Given problem :: Please give the listing again in its entirety, exactly as written.
===
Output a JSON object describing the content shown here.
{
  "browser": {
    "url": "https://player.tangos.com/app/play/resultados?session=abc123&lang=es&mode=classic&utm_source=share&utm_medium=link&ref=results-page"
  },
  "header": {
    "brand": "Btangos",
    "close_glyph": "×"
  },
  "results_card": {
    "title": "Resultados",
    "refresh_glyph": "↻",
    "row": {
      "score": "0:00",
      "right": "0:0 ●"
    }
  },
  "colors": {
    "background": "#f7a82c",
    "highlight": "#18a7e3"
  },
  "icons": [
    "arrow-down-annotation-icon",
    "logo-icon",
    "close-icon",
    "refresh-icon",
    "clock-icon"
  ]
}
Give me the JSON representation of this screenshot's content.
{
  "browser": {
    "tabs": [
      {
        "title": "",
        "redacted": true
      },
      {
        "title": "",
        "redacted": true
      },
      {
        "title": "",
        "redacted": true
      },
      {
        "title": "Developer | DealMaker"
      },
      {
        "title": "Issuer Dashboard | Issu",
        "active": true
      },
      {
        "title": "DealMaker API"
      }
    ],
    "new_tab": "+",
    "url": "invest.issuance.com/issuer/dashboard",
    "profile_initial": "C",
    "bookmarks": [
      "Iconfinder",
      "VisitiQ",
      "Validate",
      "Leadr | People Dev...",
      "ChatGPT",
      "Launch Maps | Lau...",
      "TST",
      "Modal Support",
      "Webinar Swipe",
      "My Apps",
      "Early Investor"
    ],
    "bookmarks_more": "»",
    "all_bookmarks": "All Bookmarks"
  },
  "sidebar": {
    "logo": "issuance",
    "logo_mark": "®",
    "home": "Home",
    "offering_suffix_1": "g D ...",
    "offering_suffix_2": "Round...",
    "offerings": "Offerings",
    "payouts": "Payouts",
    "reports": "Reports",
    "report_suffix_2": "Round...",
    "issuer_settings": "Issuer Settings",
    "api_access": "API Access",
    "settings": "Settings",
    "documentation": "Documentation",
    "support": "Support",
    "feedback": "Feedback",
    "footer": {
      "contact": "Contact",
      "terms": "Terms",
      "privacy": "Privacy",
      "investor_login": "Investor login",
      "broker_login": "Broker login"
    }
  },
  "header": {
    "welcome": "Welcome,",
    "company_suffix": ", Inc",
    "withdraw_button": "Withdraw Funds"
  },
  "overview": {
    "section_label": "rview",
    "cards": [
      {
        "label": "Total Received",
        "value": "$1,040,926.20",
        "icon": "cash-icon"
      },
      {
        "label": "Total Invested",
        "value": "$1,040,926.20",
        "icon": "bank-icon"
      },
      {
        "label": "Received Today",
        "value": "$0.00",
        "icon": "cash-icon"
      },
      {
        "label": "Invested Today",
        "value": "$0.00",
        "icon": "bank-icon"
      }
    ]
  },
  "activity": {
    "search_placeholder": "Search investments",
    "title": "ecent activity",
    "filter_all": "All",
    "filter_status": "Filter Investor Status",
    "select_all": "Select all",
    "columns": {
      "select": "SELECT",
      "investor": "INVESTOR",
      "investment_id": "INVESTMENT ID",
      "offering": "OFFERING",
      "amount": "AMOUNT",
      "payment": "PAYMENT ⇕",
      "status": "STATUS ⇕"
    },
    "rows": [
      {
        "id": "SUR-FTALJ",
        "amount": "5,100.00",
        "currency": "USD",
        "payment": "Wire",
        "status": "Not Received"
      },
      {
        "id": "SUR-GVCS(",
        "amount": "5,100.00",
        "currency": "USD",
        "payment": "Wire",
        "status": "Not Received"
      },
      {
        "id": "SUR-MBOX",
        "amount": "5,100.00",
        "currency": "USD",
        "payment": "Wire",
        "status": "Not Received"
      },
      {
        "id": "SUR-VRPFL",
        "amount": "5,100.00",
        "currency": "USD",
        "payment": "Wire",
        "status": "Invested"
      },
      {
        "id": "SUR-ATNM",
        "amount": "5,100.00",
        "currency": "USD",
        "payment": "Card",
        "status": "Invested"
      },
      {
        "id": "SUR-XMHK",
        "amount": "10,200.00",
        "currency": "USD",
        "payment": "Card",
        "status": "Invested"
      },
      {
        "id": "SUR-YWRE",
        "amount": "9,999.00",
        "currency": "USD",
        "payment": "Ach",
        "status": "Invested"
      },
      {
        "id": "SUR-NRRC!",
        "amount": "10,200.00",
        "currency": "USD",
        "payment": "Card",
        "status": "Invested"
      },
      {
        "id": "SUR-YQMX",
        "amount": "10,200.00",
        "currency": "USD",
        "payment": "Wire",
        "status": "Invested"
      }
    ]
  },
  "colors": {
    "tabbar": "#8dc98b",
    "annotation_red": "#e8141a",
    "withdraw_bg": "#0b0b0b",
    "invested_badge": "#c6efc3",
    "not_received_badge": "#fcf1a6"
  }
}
===
Task output ::
Output a JSON object describing the content shown here.
{
  "browser": {
    "url": "https://player.tangos.com/app/play/resultados?session=abc123&lang=es&mode=classic&utm_source=share&utm_medium=link&ref=results-page"
  },
  "header": {
    "brand": "Btangos",
    "close_glyph": "×"
  },
  "results_card": {
    "title": "Resultados",
    "refresh_glyph": "↻",
    "row": {
      "score": "0:00",
      "right": "0:0 ●"
    }
  },
  "colors": {
    "background": "#f7a82c",
    "highlight": "#18a7e3"
  },
  "icons": [
    "arrow-down-annotation-icon",
    "logo-icon",
    "close-icon",
    "refresh-icon",
    "clock-icon"
  ]
}
Give me the JSON representation of this screenshot's content.
{
  "browser": {
    "tabs": [
      {
        "title": "",
        "redacted": true
      },
      {
        "title": "",
        "redacted": true
      },
      {
        "title": "",
        "redacted": true
      },
      {
        "title": "Developer | DealMaker"
      },
      {
        "title": "Issuer Dashboard | Issu",
        "active": true
      },
      {
        "title": "DealMaker API"
      }
    ],
    "new_tab": "+",
    "url": "invest.issuance.com/issuer/dashboard",
    "profile_initial": "C",
    "bookmarks": [
      "Iconfinder",
      "VisitiQ",
      "Validate",
      "Leadr | People Dev...",
      "ChatGPT",
      "Launch Maps | Lau...",
      "TST",
      "Modal Support",
      "Webinar Swipe",
      "My Apps",
      "Early Investor"
    ],
    "bookmarks_more": "»",
    "all_bookmarks": "All Bookmarks"
  },
  "sidebar": {
    "logo": "issuance",
    "logo_mark": "®",
    "home": "Home",
    "offering_suffix_1": "g D ...",
    "offering_suffix_2": "Round...",
    "offerings": "Offerings",
    "payouts": "Payouts",
    "reports": "Reports",
    "report_suffix_2": "Round...",
    "issuer_settings": "Issuer Settings",
    "api_access": "API Access",
    "settings": "Settings",
    "documentation": "Documentation",
    "support": "Support",
    "feedback": "Feedback",
    "footer": {
      "contact": "Contact",
      "terms": "Terms",
      "privacy": "Privacy",
      "investor_login": "Investor login",
      "broker_login": "Broker login"
    }
  },
  "header": {
    "welcome": "Welcome,",
    "company_suffix": ", Inc",
    "withdraw_button": "Withdraw Funds"
  },
  "overview": {
    "section_label": "rview",
    "cards": [
      {
        "label": "Total Received",
        "value": "$1,040,926.20",
        "icon": "cash-icon"
      },
      {
        "label": "Total Invested",
        "value": "$1,040,926.20",
        "icon": "bank-icon"
      },
      {
        "label": "Received Today",
        "value": "$0.00",
        "icon": "cash-icon"
      },
      {
        "label": "Invested Today",
        "value": "$0.00",
        "icon": "bank-icon"
      }
    ]
  },
  "activity": {
    "search_placeholder": "Search investments",
    "title": "ecent activity",
    "filter_all": "All",
    "filter_status": "Filter Investor Status",
    "select_all": "Select all",
    "columns": {
      "select": "SELECT",
      "investor": "INVESTOR",
      "investment_id": "INVESTMENT ID",
      "offering": "OFFERING",
      "amount": "AMOUNT",
      "payment": "PAYMENT ⇕",
      "status": "STATUS ⇕"
    },
    "rows": [
      {
        "id": "SUR-FTALJ",
        "amount": "5,100.00",
        "currency": "USD",
        "payment": "Wire",
        "status": "Not Received"
      },
      {
        "id": "SUR-GVCS(",
        "amount": "5,100.00",
        "currency": "USD",
        "payment": "Wire",
        "status": "Not Received"
      },
      {
        "id": "SUR-MBOX",
        "amount": "5,100.00",
        "currency": "USD",
        "payment": "Wire",
        "status": "Not Received"
      },
      {
        "id": "SUR-VRPFL",
        "amount": "5,100.00",
        "currency": "USD",
        "payment": "Wire",
        "status": "Invested"
      },
      {
        "id": "SUR-ATNM",
        "amount": "5,100.00",
        "currency": "USD",
        "payment": "Card",
        "status": "Invested"
      },
      {
        "id": "SUR-XMHK",
        "amount": "10,200.00",
        "currency": "USD",
        "payment": "Card",
        "status": "Invested"
      },
      {
        "id": "SUR-YWRE",
        "amount": "9,999.00",
        "currency": "USD",
        "payment": "Ach",
        "status": "Invested"
      },
      {
        "id": "SUR-NRRC!",
        "amount": "10,200.00",
        "currency": "USD",
        "payment": "Card",
        "status": "Invested"
      },
      {
        "id": "SUR-YQMX",
        "amount": "10,200.00",
        "currency": "USD",
        "payment": "Wire",
        "status": "Invested"
      }
    ]
  },
  "colors": {
    "tabbar": "#8dc98b",
    "annotation_red": "#e8141a",
    "withdraw_bg": "#0b0b0b",
    "invested_badge": "#c6efc3",
    "not_received_badge": "#fcf1a6"
  }
}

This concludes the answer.